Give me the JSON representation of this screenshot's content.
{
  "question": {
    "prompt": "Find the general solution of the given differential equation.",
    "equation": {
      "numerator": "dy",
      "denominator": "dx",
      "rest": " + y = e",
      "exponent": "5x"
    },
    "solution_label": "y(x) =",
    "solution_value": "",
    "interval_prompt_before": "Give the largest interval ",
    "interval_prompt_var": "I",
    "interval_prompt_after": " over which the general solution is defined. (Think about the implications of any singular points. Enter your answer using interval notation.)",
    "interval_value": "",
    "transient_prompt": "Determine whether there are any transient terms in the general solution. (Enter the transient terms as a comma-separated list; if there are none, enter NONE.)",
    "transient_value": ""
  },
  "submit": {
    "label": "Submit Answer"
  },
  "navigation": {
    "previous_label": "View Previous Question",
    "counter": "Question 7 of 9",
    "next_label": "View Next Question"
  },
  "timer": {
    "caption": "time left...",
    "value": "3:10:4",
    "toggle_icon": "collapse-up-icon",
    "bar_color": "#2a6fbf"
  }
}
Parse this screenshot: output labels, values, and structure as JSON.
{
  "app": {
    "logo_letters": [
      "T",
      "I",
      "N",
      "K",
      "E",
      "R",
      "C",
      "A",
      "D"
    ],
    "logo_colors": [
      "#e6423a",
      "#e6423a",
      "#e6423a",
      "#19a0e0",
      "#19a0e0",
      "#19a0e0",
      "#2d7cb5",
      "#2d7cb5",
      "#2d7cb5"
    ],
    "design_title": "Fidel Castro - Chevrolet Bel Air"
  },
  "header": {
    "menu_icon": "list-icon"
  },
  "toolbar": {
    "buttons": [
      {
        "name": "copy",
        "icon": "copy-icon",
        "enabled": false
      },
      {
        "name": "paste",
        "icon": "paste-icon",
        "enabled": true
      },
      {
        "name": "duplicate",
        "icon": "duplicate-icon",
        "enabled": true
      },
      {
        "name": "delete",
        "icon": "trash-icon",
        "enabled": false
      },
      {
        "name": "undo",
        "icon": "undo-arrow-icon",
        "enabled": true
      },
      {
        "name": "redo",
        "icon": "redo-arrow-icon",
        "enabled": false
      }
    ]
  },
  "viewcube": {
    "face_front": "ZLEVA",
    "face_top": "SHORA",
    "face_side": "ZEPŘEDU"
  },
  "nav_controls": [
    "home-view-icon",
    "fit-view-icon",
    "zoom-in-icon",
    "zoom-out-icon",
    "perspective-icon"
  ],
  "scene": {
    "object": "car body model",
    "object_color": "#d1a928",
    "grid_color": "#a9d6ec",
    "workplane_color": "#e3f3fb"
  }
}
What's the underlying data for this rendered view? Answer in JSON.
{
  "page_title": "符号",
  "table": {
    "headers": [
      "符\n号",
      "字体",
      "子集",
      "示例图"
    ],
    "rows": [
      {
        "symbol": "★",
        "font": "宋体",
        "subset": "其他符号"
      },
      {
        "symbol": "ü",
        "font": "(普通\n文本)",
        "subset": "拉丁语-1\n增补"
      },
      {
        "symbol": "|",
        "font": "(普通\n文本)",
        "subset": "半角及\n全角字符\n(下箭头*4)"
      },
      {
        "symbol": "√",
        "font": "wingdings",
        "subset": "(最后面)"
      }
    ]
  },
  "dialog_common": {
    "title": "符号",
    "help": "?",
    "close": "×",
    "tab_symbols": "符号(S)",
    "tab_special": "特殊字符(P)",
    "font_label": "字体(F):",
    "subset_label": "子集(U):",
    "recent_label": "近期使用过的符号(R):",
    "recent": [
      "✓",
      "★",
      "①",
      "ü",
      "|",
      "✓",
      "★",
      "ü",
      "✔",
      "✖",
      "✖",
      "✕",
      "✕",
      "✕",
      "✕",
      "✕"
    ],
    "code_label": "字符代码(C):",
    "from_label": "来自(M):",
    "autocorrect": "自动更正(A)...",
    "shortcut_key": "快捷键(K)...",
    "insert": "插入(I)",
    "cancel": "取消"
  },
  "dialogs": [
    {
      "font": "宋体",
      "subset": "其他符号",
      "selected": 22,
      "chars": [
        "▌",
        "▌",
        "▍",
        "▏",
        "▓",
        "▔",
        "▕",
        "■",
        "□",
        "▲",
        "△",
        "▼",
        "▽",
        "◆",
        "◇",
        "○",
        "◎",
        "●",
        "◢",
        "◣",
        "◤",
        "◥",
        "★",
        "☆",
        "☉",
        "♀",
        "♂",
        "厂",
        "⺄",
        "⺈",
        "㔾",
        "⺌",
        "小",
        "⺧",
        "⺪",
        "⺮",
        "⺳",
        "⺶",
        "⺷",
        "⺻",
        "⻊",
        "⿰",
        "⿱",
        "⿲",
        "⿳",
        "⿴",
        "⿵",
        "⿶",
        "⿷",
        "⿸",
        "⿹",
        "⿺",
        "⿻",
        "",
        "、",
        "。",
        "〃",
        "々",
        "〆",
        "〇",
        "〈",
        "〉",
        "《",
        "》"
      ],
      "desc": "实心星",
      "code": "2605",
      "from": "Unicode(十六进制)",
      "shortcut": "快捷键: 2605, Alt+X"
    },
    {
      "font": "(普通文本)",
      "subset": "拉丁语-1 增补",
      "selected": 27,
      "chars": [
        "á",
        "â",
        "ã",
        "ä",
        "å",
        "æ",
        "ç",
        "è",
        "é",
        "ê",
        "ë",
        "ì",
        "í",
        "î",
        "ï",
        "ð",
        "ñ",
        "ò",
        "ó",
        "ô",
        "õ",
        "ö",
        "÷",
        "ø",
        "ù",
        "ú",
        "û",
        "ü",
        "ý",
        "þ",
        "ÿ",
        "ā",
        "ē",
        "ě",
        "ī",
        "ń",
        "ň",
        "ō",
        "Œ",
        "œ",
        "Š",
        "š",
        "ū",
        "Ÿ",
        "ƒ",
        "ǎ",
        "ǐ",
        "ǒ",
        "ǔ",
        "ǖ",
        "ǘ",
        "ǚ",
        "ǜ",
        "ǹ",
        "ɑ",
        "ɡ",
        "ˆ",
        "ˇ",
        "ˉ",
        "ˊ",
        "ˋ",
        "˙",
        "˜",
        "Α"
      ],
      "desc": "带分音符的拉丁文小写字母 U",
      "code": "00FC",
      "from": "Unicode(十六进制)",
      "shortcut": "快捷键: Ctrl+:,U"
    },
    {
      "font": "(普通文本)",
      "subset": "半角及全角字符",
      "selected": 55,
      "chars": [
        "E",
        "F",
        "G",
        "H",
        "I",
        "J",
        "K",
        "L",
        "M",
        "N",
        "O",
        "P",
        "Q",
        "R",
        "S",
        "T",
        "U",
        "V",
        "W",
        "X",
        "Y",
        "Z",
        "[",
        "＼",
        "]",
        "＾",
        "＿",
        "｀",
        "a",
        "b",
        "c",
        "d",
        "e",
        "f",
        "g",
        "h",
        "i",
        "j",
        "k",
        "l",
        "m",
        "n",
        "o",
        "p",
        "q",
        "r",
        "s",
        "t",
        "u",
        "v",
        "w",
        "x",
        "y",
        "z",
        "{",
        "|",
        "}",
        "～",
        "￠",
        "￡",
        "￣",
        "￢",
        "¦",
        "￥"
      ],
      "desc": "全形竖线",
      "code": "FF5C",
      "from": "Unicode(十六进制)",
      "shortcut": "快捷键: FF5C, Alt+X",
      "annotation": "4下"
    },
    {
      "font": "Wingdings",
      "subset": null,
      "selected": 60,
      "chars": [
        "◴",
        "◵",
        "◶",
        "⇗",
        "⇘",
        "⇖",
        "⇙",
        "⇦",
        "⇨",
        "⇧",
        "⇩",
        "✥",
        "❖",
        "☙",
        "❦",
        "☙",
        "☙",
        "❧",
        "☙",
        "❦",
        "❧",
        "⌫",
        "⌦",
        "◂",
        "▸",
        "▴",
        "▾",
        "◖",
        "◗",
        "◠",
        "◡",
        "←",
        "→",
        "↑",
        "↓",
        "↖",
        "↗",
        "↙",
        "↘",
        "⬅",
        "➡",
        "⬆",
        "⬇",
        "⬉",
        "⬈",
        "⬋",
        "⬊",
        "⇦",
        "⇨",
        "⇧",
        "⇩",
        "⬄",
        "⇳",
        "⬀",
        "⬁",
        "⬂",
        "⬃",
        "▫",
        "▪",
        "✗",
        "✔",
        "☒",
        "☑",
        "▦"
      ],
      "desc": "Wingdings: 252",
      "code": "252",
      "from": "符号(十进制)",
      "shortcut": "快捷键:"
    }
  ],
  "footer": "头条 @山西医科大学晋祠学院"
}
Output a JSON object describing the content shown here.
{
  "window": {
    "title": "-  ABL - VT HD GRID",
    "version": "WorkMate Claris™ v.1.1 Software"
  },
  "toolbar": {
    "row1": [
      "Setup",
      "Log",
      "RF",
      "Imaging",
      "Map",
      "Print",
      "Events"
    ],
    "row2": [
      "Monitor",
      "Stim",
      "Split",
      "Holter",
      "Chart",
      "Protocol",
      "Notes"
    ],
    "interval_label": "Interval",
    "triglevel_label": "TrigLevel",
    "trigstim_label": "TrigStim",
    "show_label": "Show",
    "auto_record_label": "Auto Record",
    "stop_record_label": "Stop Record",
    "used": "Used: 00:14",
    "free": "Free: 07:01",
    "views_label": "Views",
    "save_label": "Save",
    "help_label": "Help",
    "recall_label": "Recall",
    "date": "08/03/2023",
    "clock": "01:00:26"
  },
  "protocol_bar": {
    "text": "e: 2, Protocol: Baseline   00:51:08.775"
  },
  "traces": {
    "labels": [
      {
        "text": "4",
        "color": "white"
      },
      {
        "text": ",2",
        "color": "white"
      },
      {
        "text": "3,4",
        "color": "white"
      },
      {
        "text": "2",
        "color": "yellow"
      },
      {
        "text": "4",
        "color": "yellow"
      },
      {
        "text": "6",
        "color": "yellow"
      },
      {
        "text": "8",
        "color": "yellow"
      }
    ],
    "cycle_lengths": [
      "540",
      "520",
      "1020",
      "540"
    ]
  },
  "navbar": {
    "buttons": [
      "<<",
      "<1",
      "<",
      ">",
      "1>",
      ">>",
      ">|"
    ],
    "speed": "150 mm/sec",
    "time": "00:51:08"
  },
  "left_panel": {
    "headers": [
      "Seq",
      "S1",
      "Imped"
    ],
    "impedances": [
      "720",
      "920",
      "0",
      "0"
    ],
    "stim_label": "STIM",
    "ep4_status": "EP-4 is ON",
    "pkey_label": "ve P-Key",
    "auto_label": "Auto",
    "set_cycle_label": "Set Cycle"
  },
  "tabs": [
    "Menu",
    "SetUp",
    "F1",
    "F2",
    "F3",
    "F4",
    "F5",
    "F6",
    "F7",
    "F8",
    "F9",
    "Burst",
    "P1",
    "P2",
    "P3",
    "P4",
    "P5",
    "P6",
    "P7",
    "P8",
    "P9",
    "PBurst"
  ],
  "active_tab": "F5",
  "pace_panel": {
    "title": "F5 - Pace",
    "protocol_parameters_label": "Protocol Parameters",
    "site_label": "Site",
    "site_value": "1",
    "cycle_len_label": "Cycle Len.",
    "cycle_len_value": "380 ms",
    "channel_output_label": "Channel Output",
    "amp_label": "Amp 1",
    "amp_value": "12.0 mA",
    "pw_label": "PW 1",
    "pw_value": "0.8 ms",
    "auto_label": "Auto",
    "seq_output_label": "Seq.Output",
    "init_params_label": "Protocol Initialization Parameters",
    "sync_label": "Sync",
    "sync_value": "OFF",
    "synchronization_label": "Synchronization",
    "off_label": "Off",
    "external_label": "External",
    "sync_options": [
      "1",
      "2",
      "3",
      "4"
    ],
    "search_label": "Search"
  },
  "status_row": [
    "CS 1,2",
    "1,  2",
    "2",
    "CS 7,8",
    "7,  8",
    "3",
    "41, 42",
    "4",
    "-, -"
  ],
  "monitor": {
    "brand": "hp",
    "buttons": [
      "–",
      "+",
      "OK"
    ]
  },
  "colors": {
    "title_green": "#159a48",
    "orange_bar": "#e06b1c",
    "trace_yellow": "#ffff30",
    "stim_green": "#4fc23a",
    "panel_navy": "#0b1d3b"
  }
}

· · · · · · ·

Tally the lines of the listing above that include the word "this". Answer with the number alone.

3